▶ **AIM**
Express everything from the start of the records down to the line containing "curly-brace-right: [639, 576, 659, 634]", inclusive, as a JSON list of strings with one string per line and blank lines omitted.

▶ **SOURCE RECORDS**
■ ■ ■ ■ ■

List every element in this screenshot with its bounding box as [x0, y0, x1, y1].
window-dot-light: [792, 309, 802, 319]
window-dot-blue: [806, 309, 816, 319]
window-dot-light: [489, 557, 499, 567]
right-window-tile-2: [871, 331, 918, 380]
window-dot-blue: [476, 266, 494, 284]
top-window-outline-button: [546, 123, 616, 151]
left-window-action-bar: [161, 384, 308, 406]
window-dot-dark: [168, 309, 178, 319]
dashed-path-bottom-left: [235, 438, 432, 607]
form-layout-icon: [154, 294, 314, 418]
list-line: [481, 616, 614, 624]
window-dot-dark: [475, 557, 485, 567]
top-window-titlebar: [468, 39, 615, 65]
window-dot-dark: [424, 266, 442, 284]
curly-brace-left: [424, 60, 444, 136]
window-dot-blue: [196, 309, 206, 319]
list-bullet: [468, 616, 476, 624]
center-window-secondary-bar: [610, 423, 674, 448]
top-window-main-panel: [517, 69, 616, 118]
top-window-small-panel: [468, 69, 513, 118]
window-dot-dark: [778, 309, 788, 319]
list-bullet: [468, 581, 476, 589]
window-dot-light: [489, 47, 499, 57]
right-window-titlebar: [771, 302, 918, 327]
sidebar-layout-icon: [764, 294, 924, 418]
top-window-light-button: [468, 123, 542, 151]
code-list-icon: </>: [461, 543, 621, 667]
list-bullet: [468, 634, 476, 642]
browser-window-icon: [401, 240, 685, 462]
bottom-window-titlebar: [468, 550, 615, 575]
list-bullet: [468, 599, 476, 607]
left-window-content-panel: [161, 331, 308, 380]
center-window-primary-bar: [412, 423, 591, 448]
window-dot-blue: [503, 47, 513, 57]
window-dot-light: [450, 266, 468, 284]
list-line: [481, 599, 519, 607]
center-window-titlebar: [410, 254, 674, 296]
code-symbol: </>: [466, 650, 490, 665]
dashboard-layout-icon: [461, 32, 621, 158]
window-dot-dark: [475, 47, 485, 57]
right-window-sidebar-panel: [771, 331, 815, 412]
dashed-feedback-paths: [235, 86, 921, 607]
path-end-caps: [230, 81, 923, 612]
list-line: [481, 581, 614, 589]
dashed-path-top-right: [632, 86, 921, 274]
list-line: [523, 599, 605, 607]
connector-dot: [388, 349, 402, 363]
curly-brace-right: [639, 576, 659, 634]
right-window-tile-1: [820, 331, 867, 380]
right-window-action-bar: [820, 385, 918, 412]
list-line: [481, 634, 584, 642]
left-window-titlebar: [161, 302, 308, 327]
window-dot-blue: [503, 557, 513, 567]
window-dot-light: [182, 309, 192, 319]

■ ■ ■ ■ ■

▶ **SOLUTION FOR THIS TASK**
[
  "List every element in this screenshot with its bounding box as [x0, y0, x1, y1].",
  "window-dot-light: [792, 309, 802, 319]",
  "window-dot-blue: [806, 309, 816, 319]",
  "window-dot-light: [489, 557, 499, 567]",
  "right-window-tile-2: [871, 331, 918, 380]",
  "window-dot-blue: [476, 266, 494, 284]",
  "top-window-outline-button: [546, 123, 616, 151]",
  "left-window-action-bar: [161, 384, 308, 406]",
  "window-dot-dark: [168, 309, 178, 319]",
  "dashed-path-bottom-left: [235, 438, 432, 607]",
  "form-layout-icon: [154, 294, 314, 418]",
  "list-line: [481, 616, 614, 624]",
  "window-dot-dark: [475, 557, 485, 567]",
  "top-window-titlebar: [468, 39, 615, 65]",
  "window-dot-dark: [424, 266, 442, 284]",
  "curly-brace-left: [424, 60, 444, 136]",
  "window-dot-blue: [196, 309, 206, 319]",
  "list-bullet: [468, 616, 476, 624]",
  "center-window-secondary-bar: [610, 423, 674, 448]",
  "top-window-main-panel: [517, 69, 616, 118]",
  "top-window-small-panel: [468, 69, 513, 118]",
  "window-dot-dark: [778, 309, 788, 319]",
  "list-bullet: [468, 581, 476, 589]",
  "window-dot-light: [489, 47, 499, 57]",
  "right-window-titlebar: [771, 302, 918, 327]",
  "sidebar-layout-icon: [764, 294, 924, 418]",
  "top-window-light-button: [468, 123, 542, 151]",
  "code-list-icon: </>: [461, 543, 621, 667]",
  "list-bullet: [468, 634, 476, 642]",
  "browser-window-icon: [401, 240, 685, 462]",
  "bottom-window-titlebar: [468, 550, 615, 575]",
  "list-bullet: [468, 599, 476, 607]",
  "left-window-content-panel: [161, 331, 308, 380]",
  "center-window-primary-bar: [412, 423, 591, 448]",
  "window-dot-blue: [503, 47, 513, 57]",
  "window-dot-light: [450, 266, 468, 284]",
  "list-line: [481, 599, 519, 607]",
  "center-window-titlebar: [410, 254, 674, 296]",
  "code-symbol: </>: [466, 650, 490, 665]",
  "dashboard-layout-icon: [461, 32, 621, 158]",
  "window-dot-dark: [475, 47, 485, 57]",
  "right-window-sidebar-panel: [771, 331, 815, 412]",
  "dashed-feedback-paths: [235, 86, 921, 607]",
  "path-end-caps: [230, 81, 923, 612]",
  "list-line: [481, 581, 614, 589]",
  "dashed-path-top-right: [632, 86, 921, 274]",
  "list-line: [523, 599, 605, 607]",
  "connector-dot: [388, 349, 402, 363]",
  "curly-brace-right: [639, 576, 659, 634]"
]